__WHAT YOU NEED TO DO__
Locate each line below that includes "production" and reproduce it.

---+---

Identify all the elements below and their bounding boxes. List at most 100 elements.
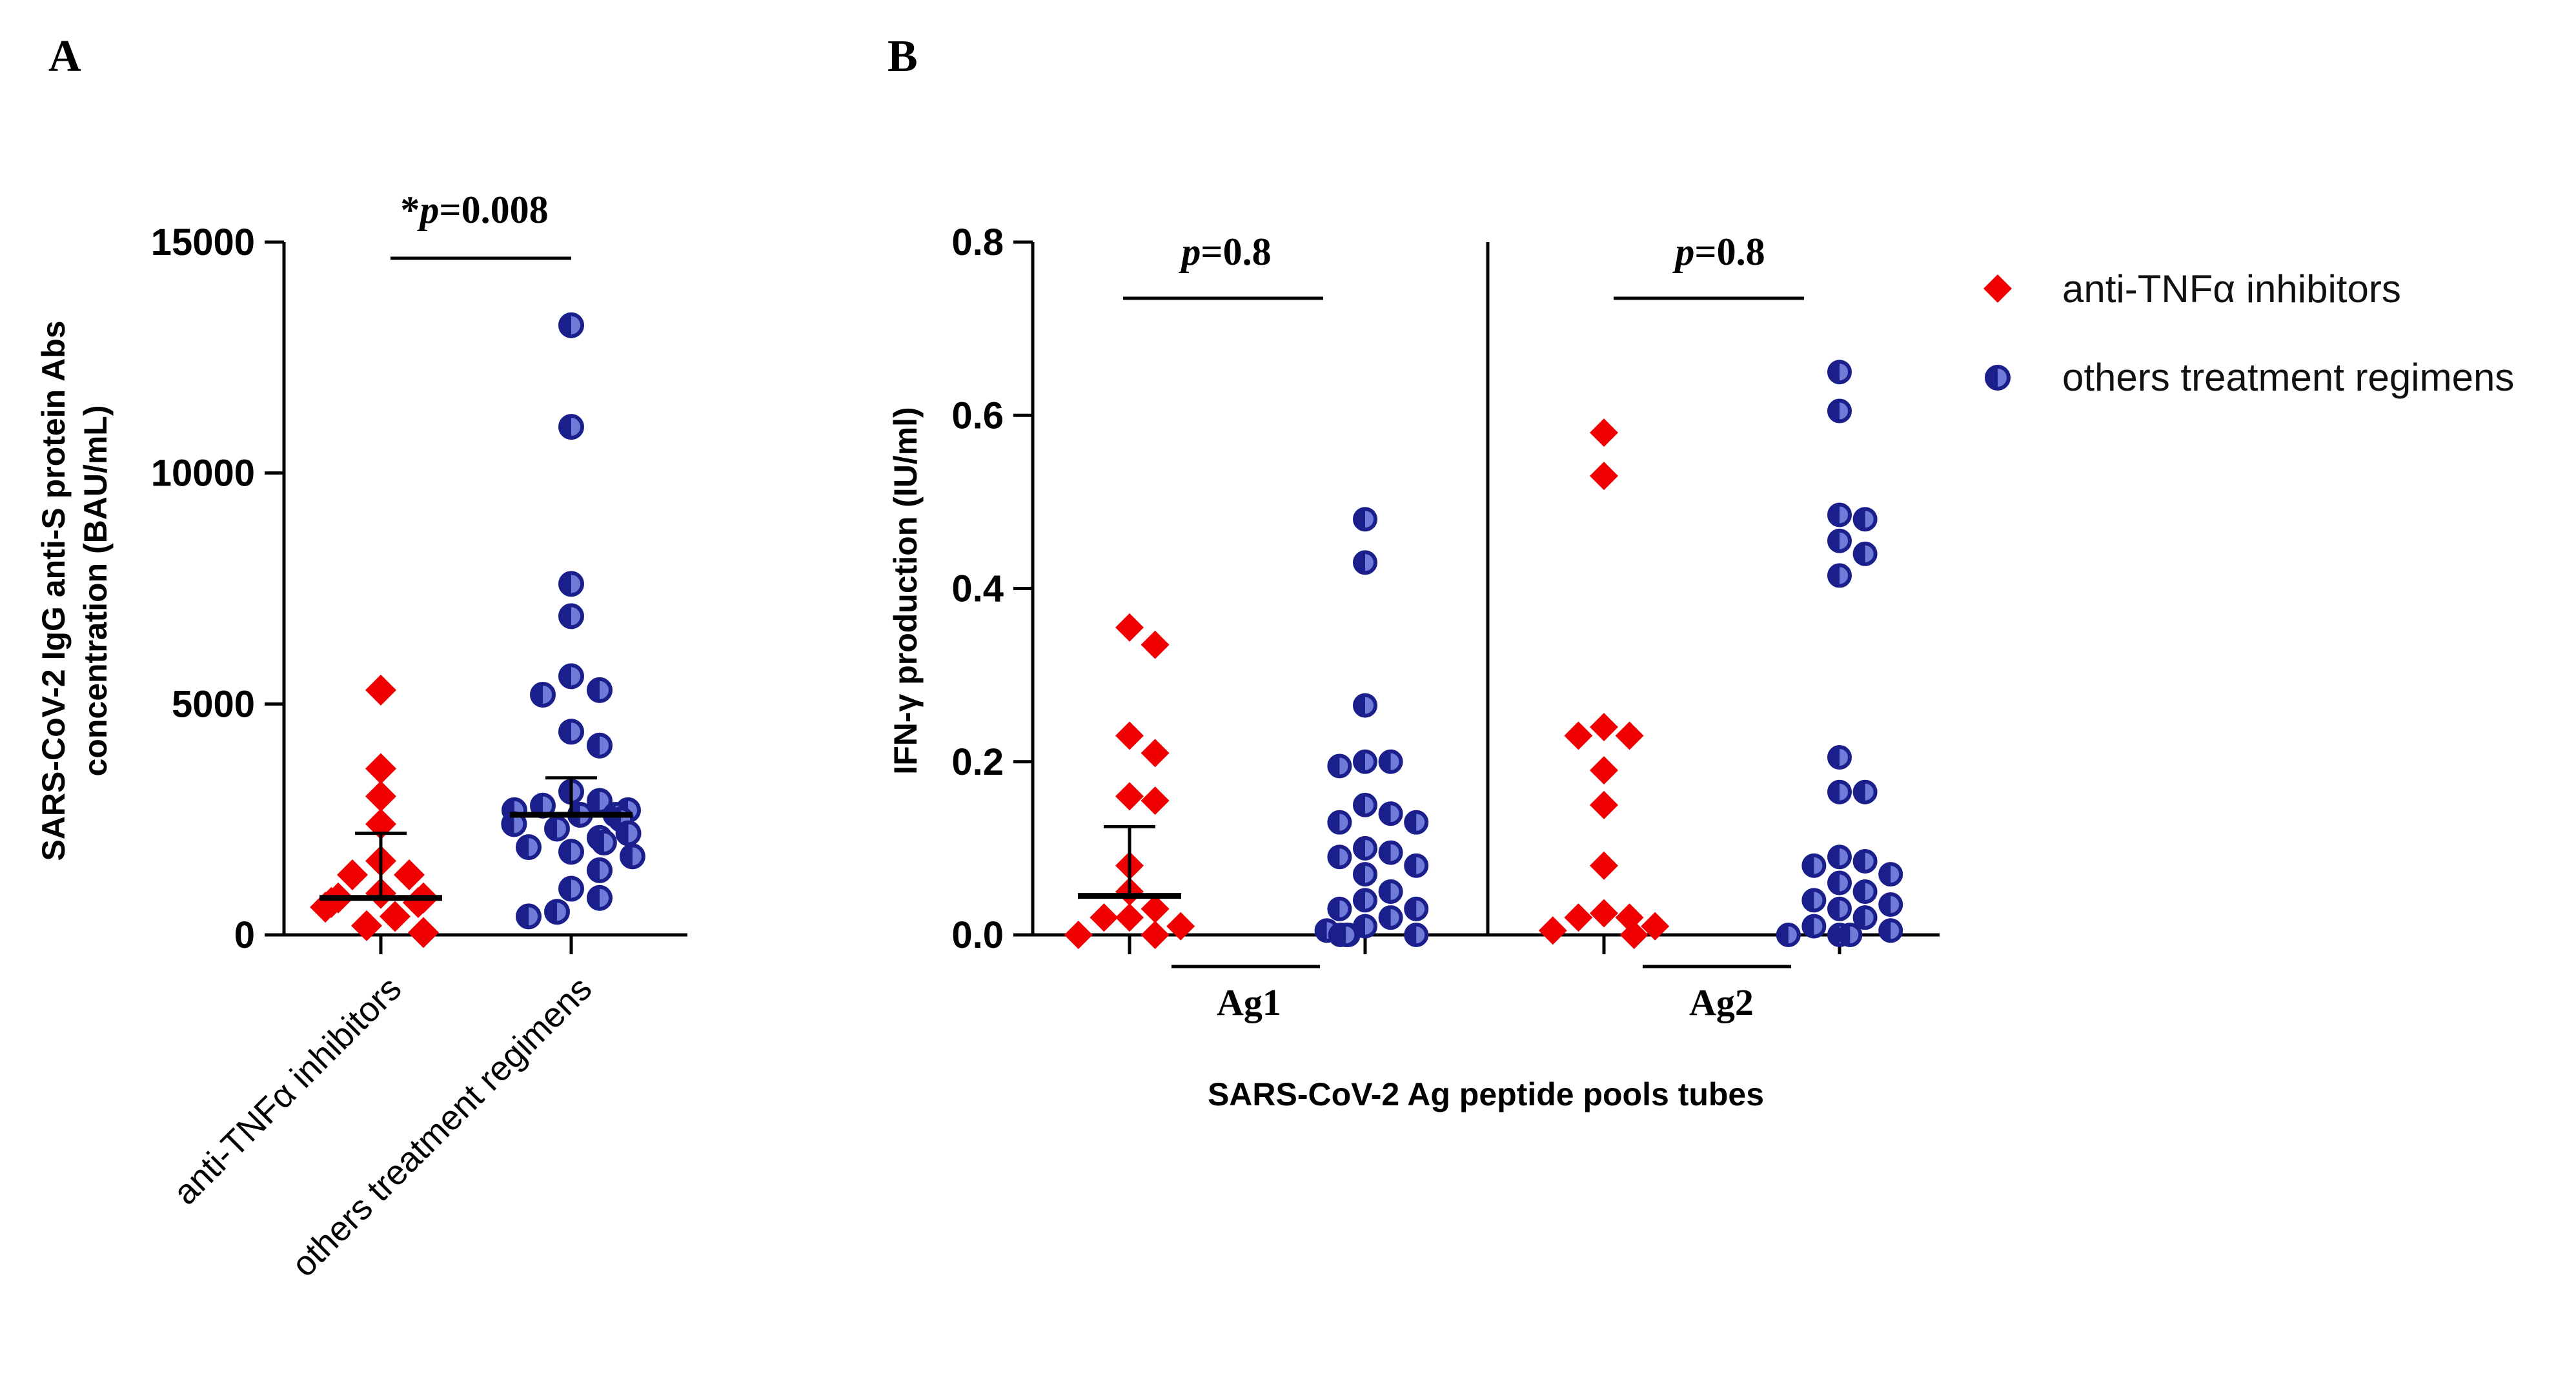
panel-b-y-tick-label: 0.2	[951, 741, 1004, 783]
panel-b-point-tnf-ag1	[1141, 786, 1170, 815]
panel-a-p-value: *p=0.008	[400, 189, 548, 231]
panel-b-point-tnf-ag1	[1115, 613, 1144, 642]
panel-b-point-tnf-ag2	[1590, 462, 1618, 490]
panel-a-point-others	[560, 416, 582, 438]
panel-a-point-others	[518, 836, 540, 858]
panel-a-point-others	[560, 314, 582, 336]
panel-b-point-tnf-ag1	[1141, 631, 1170, 659]
panel-b-point-others-ag1	[1406, 925, 1426, 945]
panel-b-point-others-ag2	[1880, 894, 1901, 915]
panel-b-point-others-ag1	[1381, 907, 1401, 928]
panel-b-point-others-ag2	[1829, 362, 1850, 382]
panel-a-point-others	[560, 665, 582, 687]
panel-b-point-others-ag2	[1803, 855, 1824, 876]
panel-b-point-others-ag1	[1355, 838, 1375, 859]
panel-b-point-others-ag2	[1855, 851, 1876, 872]
legend-marker-tnf	[1983, 274, 2012, 303]
panel-a-y-tick-label: 15000	[151, 221, 255, 263]
panel-b-point-others-ag2	[1803, 916, 1824, 937]
panel-a-point-tnf	[337, 859, 368, 890]
panel-b-point-others-ag1	[1406, 812, 1426, 833]
panel-b-x-axis-title: SARS-CoV-2 Ag peptide pools tubes	[1208, 1076, 1764, 1112]
panel-b-point-tnf-ag2	[1590, 418, 1618, 447]
panel-a-point-others	[593, 832, 615, 854]
panel-a-point-others	[560, 573, 582, 595]
panel-a-point-others	[546, 901, 568, 923]
panel-b-point-tnf-ag2	[1590, 756, 1618, 784]
panel-b-point-others-ag2	[1840, 925, 1860, 945]
panel-b-point-others-ag1	[1406, 899, 1426, 919]
panel-b-point-tnf-ag1	[1090, 903, 1118, 932]
panel-b-group-label-ag2: Ag2	[1689, 981, 1754, 1023]
panel-b-point-others-ag1	[1381, 843, 1401, 863]
figure: A B 050001000015000 SARS-CoV-2 IgG anti-…	[0, 0, 2576, 1392]
panel-b-y-tick-label: 0.0	[951, 914, 1004, 956]
panel-a-chart: 0 5000 10000 15000 SARS-CoV-2 IgG anti-S pr…	[35, 189, 687, 1284]
panel-b-point-others-ag1	[1329, 812, 1350, 833]
panel-a-y-tick-label: 10000	[151, 453, 255, 495]
panel-b-p-value-ag1: p=0.8	[1178, 230, 1271, 273]
panel-a-point-others	[560, 605, 582, 627]
panel-b-point-tnf-ag1	[1115, 782, 1144, 810]
panel-a-point-tnf	[365, 781, 396, 812]
panel-letter-a: A	[48, 32, 81, 81]
panel-b-point-tnf-ag2	[1539, 916, 1567, 945]
panel-b-point-others-ag1	[1355, 752, 1375, 772]
panel-b-point-others-ag1	[1355, 695, 1375, 716]
panel-b-y-axis-title: IFN-γ production (IU/ml)	[887, 407, 924, 774]
panel-letter-b: B	[887, 32, 918, 81]
panel-a-point-tnf	[365, 675, 396, 706]
panel-b-point-others-ag2	[1855, 881, 1876, 902]
panel-a-y-axis-title-line1: SARS-CoV-2 IgG anti-S protein Abs	[35, 320, 72, 861]
panel-b-point-others-ag2	[1778, 925, 1799, 945]
panel-b-point-others-ag2	[1829, 782, 1850, 803]
panel-b-point-tnf-ag2	[1590, 899, 1618, 927]
legend-marker-others-shape	[1987, 367, 2009, 389]
panel-b-point-others-ag1	[1381, 803, 1401, 824]
panel-b-point-others-ag1	[1335, 925, 1356, 945]
panel-a-point-tnf	[394, 859, 425, 890]
panel-b-point-others-ag2	[1829, 504, 1850, 525]
panel-b-point-tnf-ag1	[1115, 903, 1144, 932]
panel-b-point-others-ag2	[1829, 873, 1850, 894]
panel-b-point-tnf-ag2	[1564, 903, 1592, 932]
panel-b-point-others-ag2	[1880, 864, 1901, 885]
panel-b-point-others-ag2	[1855, 782, 1876, 803]
panel-b-point-others-ag2	[1829, 401, 1850, 422]
panel-b-point-others-ag1	[1406, 855, 1426, 876]
panel-a-category-label-others: others treatment regimens	[284, 969, 599, 1284]
panel-a-point-tnf	[365, 753, 396, 784]
panel-b-point-tnf-ag2	[1590, 713, 1618, 741]
panel-b-point-others-ag1	[1355, 864, 1375, 885]
panel-b-point-others-ag2	[1880, 920, 1901, 941]
panel-b-point-tnf-ag1	[1141, 895, 1170, 923]
panel-b-y-tick-label: 0.8	[951, 221, 1004, 263]
legend-label-others: others treatment regimens	[2062, 356, 2514, 399]
legend-label-tnf: anti-TNFα inhibitors	[2062, 267, 2401, 311]
panel-b-point-others-ag2	[1855, 544, 1876, 564]
panel-a-point-others	[618, 823, 640, 844]
panel-b-point-tnf-ag2	[1616, 722, 1644, 750]
panel-b-point-others-ag1	[1355, 552, 1375, 573]
panel-b-point-others-ag2	[1829, 531, 1850, 551]
panel-b-point-tnf-ag1	[1141, 921, 1170, 949]
panel-b-chart: 0.0 0.2 0.4 0.6 0.8 IFN-γ production (IU/ml)…	[887, 221, 1940, 1112]
panel-b-point-others-ag1	[1381, 752, 1401, 772]
panel-a-point-others	[589, 859, 611, 881]
panel-a-y-axis-title-line2: concentration (BAU/mL)	[77, 405, 114, 777]
panel-b-point-tnf-ag1	[1141, 739, 1170, 767]
panel-b-point-tnf-ag2	[1590, 791, 1618, 819]
panel-a-y-tick-label: 5000	[172, 683, 255, 725]
panel-b-point-tnf-ag1	[1064, 921, 1093, 949]
legend: anti-TNFα inhibitors others treatment re…	[1983, 267, 2514, 399]
panel-a-point-others	[622, 845, 644, 867]
panel-b-y-tick-label: 0.4	[951, 568, 1004, 610]
panel-b-y-tick-label: 0.6	[951, 394, 1004, 436]
panel-a-point-tnf	[408, 917, 439, 948]
panel-b-point-others-ag2	[1829, 846, 1850, 867]
panel-b-point-tnf-ag2	[1564, 722, 1592, 750]
panel-b-p-value-ag2: p=0.8	[1672, 230, 1765, 273]
panel-b-point-others-ag2	[1829, 565, 1850, 586]
panel-b-point-tnf-ag1	[1115, 722, 1144, 750]
legend-marker-others	[1987, 367, 2009, 389]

---+---

__OUTPUT FOR THIS EXERCISE__
panel-b-y-axis-title: IFN-γ production (IU/ml)	[887, 407, 924, 774]
panel-b-chart: 0.0 0.2 0.4 0.6 0.8 IFN-γ production (IU/ml)…	[887, 221, 1940, 1112]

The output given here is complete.